───── Listing
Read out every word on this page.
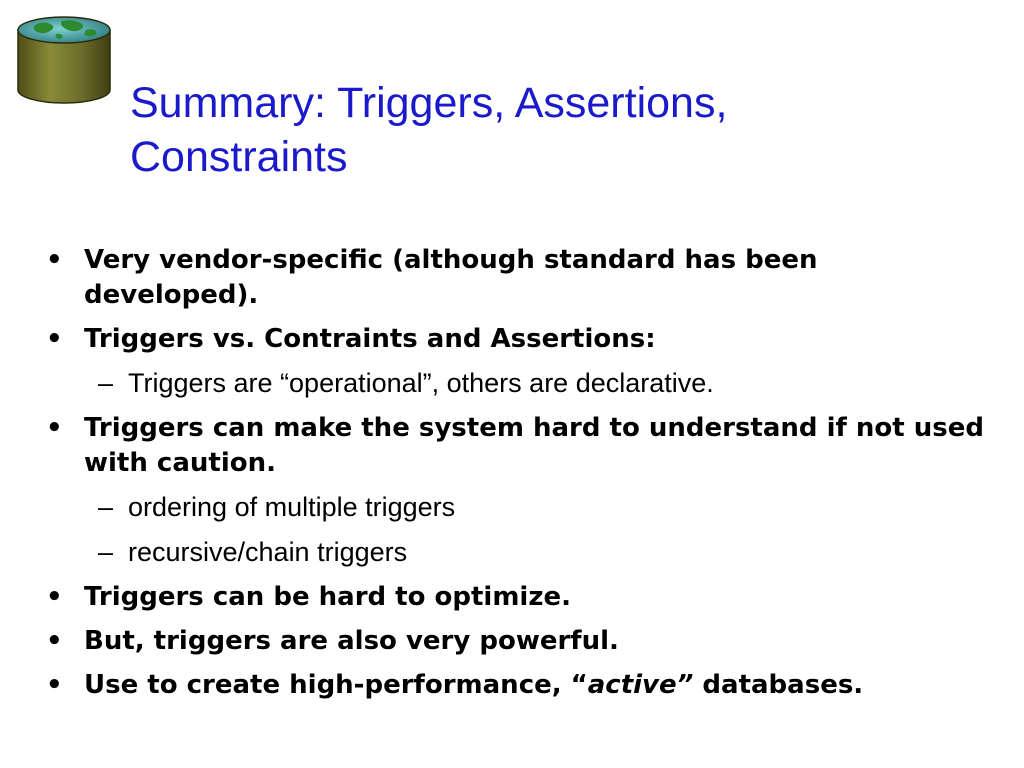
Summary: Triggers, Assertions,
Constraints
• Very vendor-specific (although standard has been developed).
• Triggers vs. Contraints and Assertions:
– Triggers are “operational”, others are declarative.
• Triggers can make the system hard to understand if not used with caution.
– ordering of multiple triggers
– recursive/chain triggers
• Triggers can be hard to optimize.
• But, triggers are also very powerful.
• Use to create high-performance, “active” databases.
──────────
───── Listing
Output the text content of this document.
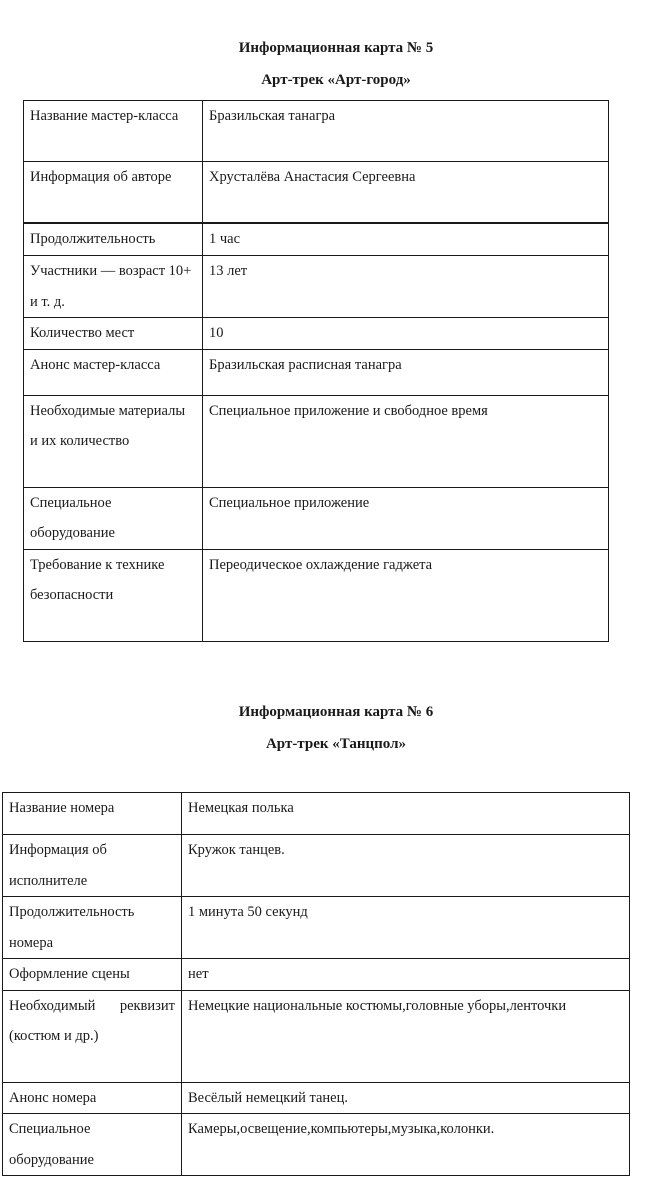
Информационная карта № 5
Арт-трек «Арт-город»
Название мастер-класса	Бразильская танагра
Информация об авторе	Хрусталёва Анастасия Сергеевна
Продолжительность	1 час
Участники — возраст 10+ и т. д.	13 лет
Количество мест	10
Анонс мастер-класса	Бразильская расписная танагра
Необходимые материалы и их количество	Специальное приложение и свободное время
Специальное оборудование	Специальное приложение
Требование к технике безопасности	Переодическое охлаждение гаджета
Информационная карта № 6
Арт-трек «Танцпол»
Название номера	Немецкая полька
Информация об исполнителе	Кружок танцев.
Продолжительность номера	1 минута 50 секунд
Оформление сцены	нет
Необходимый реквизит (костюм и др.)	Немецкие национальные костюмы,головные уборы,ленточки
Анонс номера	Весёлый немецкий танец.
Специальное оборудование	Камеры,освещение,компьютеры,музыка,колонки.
──────────
** Exercise **
Locate the word "Assertions" in the entries, and copy every line where it is found.

** Output of the exercise **
Summary: Triggers, Assertions,
• Triggers vs. Contraints and Assertions:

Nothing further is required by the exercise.